**Text block**
Monday, September 8, 2008

WPF Globalization and Localization

When you limit your product's availability to only one language, you limit your potential customer base to a fraction of our world’s 6.5 billion population. If you want your applications to reach a global audience, cost-effective localization of your product is one of the best and most economical ways to reach more customers.

Globalization is the design and development of applications that perform in multiple locations. For example, globalization supports localized user interfaces and regional data for users in different cultures. WPF provides globalized design features, including automatic layout, satellite assemblies, and localized attributes and commenting.

Localization is the translation of application resources into localized versions for the specific cultures that the application supports.

There are different approaches to implement Globalization and Localization in WPF. Here are the list of few (Refer to the XAML localization blog by Robert)

**Extracted entries**
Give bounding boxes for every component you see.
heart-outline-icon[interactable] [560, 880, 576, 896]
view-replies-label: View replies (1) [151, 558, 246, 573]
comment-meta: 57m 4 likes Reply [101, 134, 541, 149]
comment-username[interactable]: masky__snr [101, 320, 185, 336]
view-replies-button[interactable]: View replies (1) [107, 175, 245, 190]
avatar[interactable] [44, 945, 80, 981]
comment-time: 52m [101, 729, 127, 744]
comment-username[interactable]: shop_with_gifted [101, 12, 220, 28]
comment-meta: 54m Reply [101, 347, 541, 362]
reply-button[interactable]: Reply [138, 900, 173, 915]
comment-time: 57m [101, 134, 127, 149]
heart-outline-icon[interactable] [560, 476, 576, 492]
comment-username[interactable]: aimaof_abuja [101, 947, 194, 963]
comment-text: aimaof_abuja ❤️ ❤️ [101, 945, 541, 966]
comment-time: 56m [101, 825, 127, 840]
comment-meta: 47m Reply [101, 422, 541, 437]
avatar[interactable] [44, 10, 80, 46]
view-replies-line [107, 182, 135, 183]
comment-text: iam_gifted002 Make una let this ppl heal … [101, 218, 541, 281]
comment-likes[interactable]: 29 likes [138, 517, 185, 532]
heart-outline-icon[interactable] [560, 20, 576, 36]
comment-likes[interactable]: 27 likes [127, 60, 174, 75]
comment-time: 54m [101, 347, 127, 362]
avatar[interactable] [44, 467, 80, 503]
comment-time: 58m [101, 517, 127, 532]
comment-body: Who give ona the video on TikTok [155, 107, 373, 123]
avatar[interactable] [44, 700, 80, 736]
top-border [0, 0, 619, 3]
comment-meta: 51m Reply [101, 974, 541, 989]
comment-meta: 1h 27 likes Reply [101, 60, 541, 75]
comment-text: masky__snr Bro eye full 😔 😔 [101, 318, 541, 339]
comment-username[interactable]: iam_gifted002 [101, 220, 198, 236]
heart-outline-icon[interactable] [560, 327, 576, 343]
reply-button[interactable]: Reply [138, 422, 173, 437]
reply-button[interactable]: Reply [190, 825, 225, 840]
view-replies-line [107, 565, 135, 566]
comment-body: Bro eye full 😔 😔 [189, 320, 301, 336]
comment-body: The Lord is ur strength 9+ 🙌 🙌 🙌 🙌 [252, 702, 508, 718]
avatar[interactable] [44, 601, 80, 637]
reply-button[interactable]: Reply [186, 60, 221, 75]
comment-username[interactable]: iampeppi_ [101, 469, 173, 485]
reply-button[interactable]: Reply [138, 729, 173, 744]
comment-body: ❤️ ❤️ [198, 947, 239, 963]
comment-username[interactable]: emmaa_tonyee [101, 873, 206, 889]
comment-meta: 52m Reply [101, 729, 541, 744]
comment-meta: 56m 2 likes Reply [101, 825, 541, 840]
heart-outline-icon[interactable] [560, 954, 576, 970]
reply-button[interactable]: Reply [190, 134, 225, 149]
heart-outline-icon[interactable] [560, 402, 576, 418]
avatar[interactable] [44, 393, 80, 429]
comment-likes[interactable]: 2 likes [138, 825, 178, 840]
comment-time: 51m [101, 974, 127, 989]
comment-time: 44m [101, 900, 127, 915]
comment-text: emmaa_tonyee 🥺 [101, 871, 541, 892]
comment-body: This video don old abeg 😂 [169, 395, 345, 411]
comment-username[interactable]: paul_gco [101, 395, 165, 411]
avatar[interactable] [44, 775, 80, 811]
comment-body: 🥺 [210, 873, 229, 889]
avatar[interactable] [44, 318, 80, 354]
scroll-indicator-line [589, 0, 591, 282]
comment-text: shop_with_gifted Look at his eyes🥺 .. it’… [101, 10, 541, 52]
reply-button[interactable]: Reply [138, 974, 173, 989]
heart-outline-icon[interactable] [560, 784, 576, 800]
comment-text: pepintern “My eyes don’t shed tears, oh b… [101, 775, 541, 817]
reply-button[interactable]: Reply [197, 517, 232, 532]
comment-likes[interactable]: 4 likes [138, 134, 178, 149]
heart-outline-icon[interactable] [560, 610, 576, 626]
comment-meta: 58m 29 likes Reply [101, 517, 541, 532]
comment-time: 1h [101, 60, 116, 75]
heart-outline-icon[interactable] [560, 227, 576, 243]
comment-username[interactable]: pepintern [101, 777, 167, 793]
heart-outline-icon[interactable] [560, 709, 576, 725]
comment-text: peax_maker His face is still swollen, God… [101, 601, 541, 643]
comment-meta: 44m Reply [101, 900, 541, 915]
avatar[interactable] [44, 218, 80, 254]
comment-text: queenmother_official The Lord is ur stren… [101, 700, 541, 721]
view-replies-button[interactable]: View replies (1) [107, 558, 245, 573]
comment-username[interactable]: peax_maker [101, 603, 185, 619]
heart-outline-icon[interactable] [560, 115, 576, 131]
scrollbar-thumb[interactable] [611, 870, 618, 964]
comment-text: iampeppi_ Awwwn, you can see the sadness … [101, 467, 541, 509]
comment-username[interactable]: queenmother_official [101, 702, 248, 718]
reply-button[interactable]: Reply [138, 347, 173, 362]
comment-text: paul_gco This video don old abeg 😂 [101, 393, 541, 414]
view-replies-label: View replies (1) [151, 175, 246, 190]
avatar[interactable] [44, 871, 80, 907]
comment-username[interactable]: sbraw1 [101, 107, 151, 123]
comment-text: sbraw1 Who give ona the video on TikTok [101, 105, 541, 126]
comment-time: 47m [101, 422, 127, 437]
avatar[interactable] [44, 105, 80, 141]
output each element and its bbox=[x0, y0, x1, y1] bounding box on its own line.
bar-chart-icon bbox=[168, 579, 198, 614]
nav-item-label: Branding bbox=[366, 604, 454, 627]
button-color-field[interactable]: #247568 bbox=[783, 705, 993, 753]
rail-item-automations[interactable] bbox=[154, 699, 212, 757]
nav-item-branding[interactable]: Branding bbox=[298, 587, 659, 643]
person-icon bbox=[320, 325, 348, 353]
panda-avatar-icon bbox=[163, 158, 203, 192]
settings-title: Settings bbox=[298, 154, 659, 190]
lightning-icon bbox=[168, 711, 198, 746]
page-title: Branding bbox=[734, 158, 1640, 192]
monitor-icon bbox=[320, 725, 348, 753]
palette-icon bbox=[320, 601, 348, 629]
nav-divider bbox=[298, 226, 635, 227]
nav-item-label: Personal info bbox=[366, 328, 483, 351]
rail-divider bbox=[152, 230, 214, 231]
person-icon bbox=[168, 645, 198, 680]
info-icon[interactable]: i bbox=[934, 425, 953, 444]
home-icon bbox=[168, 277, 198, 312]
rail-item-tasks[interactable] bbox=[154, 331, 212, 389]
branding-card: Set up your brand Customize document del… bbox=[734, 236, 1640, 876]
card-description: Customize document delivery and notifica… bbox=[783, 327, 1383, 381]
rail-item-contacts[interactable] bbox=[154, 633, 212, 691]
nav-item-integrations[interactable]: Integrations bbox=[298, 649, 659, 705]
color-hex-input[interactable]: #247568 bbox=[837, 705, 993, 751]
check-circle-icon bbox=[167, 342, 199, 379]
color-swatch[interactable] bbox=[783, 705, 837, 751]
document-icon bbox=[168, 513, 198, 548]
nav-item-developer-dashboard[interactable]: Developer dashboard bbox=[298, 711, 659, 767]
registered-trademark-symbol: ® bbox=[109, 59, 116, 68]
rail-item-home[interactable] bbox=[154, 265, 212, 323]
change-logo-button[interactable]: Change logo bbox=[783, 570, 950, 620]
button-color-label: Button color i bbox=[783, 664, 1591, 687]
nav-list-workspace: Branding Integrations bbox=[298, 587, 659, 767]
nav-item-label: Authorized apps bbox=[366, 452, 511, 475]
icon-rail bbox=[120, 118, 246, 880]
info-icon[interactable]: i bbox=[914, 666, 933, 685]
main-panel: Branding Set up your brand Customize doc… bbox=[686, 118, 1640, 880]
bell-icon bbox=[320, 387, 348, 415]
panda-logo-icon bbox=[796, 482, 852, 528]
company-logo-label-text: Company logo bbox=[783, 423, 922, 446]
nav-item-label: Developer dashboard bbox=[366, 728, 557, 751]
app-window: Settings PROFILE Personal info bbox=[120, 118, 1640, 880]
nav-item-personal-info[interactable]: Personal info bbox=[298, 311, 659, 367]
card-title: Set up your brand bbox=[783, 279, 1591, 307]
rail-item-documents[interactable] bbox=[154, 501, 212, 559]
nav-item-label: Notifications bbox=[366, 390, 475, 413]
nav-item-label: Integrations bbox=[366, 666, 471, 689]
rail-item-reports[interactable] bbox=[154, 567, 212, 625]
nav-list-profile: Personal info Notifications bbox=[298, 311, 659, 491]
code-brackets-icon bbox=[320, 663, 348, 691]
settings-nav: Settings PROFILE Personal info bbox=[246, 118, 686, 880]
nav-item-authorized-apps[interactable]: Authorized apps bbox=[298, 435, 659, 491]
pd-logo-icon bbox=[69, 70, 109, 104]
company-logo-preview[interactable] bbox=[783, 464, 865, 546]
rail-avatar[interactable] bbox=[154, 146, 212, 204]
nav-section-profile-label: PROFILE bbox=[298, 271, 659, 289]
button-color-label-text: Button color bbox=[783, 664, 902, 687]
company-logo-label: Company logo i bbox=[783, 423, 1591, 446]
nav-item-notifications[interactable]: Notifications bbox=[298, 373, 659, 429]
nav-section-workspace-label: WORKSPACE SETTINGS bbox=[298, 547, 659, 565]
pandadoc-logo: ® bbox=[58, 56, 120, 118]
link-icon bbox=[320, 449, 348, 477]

**Task item**
Continue the WPF globalization and localization post above, starting right after its last sentence.

**Result below**
Localization via use of resx files and custom code generator for public resource class (this generator is used due to wpf binding engine restriction - you can bind data only from public properties/fields in public classes) : pros - supports design-time; easy to use (just create ObjectDataProvider, put your resources' class in it and bind your strings to DEPENDENCY properties of objects in xaml). Cons result from pros (pardon me my English) - first of all we are strongly restricted in use, 'cause binding can be applied ONLY to the dependency properties of the DependencyObject descendants; and second disadvantage is that additional VS installation (custom resource generator tool) is required.

Localization via LocBaml (simplified variant - it uses ResourceDictionary with localizable strings that are used by merging this dictionary in Application.Resources.MergedDictionaries and referring to them by means of DynamicResource extension) it is still not straightforward enough, because Locbaml forces us to compile binaries twice.

Localization via LocBaml (official MS tutorial)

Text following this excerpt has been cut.